Exercise task: Tell how many lines in the data below include the word "TradingView". The answer is the number only.

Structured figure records
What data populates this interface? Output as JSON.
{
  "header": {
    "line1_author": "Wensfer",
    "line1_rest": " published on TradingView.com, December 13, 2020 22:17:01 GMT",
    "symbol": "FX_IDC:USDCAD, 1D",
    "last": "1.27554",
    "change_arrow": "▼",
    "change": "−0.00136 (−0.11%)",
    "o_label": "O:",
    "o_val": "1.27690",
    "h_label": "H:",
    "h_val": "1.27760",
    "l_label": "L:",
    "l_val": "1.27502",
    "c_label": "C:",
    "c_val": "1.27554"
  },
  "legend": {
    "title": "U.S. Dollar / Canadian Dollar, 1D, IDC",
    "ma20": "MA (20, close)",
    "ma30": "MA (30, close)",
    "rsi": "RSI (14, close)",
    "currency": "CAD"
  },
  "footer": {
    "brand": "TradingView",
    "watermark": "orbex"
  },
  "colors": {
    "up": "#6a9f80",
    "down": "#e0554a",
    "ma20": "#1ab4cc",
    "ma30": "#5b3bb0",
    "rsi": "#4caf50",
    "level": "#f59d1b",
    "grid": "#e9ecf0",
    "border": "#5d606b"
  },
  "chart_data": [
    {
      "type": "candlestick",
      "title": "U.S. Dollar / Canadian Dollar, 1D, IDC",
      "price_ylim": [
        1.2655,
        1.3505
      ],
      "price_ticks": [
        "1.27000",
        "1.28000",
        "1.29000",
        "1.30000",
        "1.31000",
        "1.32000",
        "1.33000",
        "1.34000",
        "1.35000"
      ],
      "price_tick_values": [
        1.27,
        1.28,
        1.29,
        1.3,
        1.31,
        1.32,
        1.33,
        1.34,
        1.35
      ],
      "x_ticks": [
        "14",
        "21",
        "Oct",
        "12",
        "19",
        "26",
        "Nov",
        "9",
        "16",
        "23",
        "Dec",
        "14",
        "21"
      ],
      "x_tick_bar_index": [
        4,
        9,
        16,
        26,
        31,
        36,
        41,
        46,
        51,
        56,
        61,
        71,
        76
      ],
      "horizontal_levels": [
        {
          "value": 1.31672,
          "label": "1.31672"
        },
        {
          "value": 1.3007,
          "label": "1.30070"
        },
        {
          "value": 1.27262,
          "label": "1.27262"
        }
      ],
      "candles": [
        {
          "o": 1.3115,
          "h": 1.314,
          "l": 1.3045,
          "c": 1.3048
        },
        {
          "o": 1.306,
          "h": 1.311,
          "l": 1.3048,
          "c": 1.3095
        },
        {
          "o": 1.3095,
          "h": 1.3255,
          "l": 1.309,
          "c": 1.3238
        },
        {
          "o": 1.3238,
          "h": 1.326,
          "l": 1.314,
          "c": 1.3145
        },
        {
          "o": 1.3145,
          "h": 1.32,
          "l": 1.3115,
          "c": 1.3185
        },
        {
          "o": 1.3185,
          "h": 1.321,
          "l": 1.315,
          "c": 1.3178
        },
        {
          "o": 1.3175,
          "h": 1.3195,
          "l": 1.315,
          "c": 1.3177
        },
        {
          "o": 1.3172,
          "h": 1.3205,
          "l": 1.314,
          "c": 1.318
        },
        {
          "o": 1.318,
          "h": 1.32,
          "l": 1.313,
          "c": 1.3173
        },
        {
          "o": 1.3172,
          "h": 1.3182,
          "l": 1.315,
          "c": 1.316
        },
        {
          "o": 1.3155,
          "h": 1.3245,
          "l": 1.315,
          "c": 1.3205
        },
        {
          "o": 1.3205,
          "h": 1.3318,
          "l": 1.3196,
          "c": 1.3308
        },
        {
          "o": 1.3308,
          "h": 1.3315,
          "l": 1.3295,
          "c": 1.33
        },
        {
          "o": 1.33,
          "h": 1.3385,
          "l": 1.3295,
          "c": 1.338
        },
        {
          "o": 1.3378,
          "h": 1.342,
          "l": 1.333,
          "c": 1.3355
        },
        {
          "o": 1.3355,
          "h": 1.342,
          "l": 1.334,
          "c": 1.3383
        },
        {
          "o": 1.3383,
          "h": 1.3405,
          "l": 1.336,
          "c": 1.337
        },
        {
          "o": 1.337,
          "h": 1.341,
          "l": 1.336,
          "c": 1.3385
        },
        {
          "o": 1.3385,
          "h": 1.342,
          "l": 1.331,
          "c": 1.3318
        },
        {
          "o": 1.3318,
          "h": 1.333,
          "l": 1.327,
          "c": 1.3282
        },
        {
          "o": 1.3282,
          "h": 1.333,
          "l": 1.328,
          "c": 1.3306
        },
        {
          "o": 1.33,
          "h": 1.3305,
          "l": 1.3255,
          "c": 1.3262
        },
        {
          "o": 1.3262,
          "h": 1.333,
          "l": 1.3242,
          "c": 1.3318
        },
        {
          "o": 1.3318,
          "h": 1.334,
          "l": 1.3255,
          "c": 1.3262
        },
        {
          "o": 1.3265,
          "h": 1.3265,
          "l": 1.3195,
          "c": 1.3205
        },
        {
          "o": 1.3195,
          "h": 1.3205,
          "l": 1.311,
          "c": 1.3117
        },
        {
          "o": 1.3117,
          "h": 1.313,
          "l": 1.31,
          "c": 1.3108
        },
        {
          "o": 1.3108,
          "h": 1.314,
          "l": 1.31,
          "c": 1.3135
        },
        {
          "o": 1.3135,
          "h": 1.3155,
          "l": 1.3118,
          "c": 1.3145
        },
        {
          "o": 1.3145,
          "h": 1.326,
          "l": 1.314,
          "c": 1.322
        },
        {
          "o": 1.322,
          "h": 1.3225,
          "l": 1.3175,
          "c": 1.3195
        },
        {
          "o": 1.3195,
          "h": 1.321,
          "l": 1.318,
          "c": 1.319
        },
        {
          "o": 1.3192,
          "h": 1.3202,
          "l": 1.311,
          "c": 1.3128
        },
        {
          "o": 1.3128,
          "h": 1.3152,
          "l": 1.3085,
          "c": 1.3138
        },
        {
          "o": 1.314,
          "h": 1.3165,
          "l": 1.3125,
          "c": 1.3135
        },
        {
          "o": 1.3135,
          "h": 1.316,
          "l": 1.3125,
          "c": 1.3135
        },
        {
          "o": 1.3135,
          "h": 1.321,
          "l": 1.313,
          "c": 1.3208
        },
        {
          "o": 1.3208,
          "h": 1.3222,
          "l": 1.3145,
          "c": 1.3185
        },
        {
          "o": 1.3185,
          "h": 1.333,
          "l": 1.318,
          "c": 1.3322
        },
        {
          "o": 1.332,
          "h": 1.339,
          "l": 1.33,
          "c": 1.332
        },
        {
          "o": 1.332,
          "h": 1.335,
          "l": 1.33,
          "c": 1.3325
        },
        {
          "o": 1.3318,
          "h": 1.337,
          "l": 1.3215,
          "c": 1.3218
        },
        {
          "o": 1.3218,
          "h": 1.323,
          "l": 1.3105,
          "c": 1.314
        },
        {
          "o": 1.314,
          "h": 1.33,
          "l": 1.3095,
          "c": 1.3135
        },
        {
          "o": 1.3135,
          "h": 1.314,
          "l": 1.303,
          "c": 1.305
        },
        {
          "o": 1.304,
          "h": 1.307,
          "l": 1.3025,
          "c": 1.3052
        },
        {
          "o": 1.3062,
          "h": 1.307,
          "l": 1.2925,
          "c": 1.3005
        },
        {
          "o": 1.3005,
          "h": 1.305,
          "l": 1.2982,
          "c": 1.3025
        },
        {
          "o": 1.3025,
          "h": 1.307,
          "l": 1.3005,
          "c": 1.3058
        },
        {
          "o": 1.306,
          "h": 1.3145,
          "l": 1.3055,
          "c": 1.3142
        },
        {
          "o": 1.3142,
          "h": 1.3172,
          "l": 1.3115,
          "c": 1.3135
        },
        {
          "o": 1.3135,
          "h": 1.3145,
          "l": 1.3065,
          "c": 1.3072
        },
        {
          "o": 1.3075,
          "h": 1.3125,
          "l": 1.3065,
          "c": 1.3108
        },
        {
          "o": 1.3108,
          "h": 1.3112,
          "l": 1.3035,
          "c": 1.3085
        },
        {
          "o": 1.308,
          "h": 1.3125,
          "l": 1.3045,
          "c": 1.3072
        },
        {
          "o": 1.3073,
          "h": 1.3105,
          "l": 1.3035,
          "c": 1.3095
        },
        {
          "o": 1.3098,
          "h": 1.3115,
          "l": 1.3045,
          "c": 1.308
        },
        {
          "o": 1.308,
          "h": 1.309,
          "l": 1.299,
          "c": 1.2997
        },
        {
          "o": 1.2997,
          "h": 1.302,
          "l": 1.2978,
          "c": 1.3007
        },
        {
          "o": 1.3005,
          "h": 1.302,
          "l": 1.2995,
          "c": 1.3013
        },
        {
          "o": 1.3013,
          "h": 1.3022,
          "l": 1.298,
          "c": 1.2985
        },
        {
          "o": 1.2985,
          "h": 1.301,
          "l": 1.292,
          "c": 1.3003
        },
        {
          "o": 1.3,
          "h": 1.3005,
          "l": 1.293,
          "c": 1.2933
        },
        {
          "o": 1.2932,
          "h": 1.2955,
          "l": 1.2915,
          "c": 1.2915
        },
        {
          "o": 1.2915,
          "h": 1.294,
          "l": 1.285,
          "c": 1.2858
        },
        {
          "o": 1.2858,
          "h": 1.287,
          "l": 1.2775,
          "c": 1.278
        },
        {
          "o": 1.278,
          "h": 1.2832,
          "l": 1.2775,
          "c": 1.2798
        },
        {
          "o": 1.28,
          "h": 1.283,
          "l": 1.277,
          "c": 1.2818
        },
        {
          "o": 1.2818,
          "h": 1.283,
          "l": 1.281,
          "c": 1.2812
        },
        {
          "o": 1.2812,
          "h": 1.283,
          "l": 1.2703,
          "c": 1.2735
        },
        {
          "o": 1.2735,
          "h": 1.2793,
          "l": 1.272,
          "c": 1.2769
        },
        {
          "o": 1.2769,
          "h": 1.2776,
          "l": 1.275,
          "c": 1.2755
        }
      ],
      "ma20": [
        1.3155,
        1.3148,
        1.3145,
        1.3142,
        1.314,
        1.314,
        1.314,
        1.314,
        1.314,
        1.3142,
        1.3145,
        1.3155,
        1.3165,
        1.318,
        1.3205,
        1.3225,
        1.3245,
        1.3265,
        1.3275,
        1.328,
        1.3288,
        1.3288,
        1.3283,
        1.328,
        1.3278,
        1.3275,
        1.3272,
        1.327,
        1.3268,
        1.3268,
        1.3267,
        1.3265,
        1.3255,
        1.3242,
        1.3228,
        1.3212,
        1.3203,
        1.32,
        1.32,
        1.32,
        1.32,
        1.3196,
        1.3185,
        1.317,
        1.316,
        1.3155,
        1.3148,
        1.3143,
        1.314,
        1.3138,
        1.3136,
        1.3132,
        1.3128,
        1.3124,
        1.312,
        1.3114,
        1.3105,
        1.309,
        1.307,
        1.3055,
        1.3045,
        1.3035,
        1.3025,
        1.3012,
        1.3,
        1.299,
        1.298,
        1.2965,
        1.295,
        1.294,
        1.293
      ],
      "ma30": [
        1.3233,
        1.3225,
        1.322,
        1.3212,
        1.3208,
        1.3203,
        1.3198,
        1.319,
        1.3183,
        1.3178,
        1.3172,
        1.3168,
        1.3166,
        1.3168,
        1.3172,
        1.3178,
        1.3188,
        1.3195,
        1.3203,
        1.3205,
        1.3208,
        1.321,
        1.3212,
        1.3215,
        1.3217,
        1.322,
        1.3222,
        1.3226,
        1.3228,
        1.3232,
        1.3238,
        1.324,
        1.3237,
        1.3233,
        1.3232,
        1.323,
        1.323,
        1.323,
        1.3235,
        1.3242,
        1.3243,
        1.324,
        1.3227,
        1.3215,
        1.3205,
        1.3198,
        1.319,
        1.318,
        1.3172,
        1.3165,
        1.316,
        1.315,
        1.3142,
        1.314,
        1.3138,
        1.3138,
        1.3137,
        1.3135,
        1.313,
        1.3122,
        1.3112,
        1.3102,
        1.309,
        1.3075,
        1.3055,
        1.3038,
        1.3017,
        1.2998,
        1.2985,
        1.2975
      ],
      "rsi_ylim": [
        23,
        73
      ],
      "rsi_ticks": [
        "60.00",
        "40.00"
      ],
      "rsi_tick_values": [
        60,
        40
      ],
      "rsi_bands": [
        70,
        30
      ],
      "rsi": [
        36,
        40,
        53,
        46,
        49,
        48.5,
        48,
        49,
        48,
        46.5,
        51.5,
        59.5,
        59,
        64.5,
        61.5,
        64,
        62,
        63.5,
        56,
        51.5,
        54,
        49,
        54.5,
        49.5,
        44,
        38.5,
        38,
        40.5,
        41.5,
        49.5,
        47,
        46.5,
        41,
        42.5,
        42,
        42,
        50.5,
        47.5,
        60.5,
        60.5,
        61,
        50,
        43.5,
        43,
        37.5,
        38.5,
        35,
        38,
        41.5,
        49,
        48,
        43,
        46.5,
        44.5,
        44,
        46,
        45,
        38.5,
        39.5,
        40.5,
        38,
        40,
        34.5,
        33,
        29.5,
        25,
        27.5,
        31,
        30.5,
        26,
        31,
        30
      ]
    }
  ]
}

Completed task: 2